--- Start of Recorded information ---

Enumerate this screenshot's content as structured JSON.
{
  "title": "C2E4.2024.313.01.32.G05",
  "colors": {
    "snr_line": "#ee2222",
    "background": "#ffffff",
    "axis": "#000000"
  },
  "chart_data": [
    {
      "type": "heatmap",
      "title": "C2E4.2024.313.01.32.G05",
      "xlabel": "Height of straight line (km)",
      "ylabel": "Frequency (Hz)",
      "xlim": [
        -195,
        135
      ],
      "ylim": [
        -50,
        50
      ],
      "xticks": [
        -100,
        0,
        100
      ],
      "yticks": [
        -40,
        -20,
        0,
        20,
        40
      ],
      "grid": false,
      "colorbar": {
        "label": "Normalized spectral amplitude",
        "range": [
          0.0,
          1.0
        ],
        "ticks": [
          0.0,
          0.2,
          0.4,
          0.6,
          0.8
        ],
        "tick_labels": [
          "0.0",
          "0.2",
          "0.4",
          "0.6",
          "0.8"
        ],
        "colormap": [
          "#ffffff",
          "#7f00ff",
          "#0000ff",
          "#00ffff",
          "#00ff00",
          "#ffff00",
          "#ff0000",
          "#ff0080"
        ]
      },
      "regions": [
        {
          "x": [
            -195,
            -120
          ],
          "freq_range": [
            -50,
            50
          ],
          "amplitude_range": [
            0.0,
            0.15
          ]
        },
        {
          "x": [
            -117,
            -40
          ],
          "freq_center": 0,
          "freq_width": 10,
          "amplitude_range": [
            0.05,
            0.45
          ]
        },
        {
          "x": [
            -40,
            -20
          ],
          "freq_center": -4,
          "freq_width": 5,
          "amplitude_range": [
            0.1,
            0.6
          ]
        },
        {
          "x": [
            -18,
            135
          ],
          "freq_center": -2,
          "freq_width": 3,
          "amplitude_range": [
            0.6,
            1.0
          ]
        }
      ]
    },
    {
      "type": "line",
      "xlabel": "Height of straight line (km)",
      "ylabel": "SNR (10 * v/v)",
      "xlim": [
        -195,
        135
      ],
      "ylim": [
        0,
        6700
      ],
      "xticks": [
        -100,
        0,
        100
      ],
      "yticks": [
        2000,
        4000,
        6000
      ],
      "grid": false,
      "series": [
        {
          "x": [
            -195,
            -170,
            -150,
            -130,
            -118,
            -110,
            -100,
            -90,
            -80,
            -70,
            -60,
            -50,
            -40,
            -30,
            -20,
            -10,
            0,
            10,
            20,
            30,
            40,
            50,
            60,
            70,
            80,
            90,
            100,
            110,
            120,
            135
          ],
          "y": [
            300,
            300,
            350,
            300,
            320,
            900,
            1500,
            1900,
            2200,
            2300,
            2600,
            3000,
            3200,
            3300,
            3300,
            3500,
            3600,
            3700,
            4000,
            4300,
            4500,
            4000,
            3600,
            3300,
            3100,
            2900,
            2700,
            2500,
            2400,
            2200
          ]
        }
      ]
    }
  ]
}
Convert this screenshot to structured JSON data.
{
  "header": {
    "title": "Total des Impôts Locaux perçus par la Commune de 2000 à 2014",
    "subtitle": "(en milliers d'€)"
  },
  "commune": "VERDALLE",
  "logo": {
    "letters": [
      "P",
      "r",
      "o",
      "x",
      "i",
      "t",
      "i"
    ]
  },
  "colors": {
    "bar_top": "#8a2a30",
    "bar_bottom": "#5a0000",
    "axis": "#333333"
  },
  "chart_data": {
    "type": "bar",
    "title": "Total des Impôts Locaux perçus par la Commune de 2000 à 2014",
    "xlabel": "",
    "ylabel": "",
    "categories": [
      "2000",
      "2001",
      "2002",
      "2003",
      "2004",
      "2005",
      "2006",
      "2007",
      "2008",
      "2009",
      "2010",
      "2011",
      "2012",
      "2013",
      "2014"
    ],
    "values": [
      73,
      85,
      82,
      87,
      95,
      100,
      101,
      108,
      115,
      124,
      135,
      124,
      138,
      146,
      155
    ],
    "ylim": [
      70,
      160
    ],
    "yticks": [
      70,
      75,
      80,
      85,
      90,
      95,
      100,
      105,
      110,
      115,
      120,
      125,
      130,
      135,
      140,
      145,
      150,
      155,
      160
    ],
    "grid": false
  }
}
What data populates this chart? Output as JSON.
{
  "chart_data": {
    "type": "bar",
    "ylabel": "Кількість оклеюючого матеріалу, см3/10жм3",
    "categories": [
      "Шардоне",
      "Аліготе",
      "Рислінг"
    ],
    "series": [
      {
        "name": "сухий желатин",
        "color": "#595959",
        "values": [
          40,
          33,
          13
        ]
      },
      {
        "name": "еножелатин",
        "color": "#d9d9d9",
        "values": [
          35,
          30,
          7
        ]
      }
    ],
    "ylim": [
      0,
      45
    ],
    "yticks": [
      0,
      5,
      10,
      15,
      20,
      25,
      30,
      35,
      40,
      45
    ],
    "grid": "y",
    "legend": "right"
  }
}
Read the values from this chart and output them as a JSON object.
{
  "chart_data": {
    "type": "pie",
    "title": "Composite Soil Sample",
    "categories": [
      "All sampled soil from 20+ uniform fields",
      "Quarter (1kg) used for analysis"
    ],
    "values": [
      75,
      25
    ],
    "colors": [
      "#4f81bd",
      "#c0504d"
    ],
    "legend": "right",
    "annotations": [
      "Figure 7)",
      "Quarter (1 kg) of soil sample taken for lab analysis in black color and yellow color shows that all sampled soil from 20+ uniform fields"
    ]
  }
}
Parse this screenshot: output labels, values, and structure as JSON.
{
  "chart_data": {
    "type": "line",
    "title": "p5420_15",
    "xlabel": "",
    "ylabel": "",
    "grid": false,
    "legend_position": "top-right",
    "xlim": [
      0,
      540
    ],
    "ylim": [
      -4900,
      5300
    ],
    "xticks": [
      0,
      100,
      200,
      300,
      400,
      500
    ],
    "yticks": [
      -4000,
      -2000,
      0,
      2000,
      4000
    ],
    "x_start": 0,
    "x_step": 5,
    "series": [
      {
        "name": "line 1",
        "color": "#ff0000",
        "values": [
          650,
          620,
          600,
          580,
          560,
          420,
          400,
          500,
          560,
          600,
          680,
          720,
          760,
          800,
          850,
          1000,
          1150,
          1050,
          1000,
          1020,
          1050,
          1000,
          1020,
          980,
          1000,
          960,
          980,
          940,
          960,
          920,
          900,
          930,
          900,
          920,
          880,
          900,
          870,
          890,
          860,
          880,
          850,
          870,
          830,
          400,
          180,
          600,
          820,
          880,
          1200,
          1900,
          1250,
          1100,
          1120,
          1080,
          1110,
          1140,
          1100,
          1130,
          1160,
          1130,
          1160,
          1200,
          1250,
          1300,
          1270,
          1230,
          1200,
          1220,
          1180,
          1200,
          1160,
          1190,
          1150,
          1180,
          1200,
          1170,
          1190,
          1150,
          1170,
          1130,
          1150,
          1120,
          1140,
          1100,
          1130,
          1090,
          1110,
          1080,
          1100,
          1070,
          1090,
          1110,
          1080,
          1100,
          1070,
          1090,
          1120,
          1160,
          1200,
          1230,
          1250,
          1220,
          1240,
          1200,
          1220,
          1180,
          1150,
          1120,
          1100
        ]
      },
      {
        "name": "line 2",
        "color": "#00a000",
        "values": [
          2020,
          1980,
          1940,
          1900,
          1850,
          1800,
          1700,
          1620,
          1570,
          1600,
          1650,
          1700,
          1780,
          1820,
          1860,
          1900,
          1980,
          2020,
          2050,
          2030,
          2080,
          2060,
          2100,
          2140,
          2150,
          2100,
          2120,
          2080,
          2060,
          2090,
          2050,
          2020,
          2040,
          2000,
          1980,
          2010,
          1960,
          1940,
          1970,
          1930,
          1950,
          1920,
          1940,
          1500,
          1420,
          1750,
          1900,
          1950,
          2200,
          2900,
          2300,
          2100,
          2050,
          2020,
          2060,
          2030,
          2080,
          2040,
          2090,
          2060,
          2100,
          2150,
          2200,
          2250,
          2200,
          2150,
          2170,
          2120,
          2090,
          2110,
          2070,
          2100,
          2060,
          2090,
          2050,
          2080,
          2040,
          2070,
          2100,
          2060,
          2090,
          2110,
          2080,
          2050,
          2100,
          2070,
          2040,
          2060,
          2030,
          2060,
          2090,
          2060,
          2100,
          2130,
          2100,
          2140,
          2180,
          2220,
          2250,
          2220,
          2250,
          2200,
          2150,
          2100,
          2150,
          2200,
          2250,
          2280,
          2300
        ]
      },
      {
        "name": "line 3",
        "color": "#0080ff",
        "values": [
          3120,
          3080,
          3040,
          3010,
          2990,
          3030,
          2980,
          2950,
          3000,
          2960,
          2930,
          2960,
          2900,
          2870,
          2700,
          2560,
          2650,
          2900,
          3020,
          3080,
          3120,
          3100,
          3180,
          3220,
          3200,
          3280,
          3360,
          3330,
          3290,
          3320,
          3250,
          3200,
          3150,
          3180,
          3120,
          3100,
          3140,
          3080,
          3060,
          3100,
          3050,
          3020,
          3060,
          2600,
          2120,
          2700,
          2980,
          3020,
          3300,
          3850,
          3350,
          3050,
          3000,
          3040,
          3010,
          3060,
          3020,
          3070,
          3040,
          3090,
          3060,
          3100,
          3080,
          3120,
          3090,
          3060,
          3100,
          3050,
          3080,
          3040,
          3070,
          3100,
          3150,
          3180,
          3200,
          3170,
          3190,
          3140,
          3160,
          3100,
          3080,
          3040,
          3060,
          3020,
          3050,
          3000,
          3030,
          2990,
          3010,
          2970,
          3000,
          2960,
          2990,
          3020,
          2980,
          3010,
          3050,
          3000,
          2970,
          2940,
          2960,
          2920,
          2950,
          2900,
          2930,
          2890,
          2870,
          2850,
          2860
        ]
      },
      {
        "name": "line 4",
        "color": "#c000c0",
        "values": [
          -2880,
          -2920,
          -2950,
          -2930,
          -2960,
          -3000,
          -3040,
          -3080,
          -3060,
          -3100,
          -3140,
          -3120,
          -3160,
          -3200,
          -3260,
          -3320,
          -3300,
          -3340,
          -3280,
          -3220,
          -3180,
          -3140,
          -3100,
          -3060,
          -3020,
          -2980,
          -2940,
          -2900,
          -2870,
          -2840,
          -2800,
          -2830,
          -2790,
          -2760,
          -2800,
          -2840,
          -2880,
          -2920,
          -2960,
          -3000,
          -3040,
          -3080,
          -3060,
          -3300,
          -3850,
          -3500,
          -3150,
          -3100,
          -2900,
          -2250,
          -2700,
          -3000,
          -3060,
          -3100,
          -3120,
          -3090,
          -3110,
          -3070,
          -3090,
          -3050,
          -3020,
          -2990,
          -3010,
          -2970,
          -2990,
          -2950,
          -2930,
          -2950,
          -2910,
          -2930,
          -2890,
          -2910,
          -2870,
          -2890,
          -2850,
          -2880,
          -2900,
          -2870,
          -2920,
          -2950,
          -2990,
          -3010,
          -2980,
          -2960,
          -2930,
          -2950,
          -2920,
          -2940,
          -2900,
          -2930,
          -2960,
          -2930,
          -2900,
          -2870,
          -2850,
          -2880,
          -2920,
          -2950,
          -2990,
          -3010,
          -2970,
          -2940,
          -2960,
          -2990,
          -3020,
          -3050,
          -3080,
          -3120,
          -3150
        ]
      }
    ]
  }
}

--- End of Recorded information ---

• _Exercise_
Locate and copy each line in the data above that includes the word "Quarter".

• _Task solution_
      "Quarter (1kg) used for analysis"
      "Quarter (1 kg) of soil sample taken for lab analysis in black color and yellow color shows that all sampled soil from 20+ uniform fields"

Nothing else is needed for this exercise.